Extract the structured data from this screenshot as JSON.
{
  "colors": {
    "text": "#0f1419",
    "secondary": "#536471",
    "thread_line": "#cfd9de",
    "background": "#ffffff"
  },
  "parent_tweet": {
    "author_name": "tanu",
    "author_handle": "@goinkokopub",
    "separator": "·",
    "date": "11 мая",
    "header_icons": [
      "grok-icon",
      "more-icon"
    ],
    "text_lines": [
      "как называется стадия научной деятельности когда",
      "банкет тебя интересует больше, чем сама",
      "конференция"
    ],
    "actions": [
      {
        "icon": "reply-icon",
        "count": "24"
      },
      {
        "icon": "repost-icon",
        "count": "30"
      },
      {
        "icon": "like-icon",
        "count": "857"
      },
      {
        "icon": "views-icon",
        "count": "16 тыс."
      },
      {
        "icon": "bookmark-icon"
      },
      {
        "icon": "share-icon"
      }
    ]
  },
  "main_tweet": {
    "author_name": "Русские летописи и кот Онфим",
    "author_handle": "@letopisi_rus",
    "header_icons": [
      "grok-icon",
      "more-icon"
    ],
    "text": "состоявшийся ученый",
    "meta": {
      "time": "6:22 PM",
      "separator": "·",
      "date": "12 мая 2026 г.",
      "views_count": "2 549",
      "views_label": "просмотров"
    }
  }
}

**Goal**. Repeat all of the entries exactly.

**The solution**.
Extract the structured data from this screenshot as JSON.
{
  "colors": {
    "text": "#0f1419",
    "secondary": "#536471",
    "thread_line": "#cfd9de",
    "background": "#ffffff"
  },
  "parent_tweet": {
    "author_name": "tanu",
    "author_handle": "@goinkokopub",
    "separator": "·",
    "date": "11 мая",
    "header_icons": [
      "grok-icon",
      "more-icon"
    ],
    "text_lines": [
      "как называется стадия научной деятельности когда",
      "банкет тебя интересует больше, чем сама",
      "конференция"
    ],
    "actions": [
      {
        "icon": "reply-icon",
        "count": "24"
      },
      {
        "icon": "repost-icon",
        "count": "30"
      },
      {
        "icon": "like-icon",
        "count": "857"
      },
      {
        "icon": "views-icon",
        "count": "16 тыс."
      },
      {
        "icon": "bookmark-icon"
      },
      {
        "icon": "share-icon"
      }
    ]
  },
  "main_tweet": {
    "author_name": "Русские летописи и кот Онфим",
    "author_handle": "@letopisi_rus",
    "header_icons": [
      "grok-icon",
      "more-icon"
    ],
    "text": "состоявшийся ученый",
    "meta": {
      "time": "6:22 PM",
      "separator": "·",
      "date": "12 мая 2026 г.",
      "views_count": "2 549",
      "views_label": "просмотров"
    }
  }
}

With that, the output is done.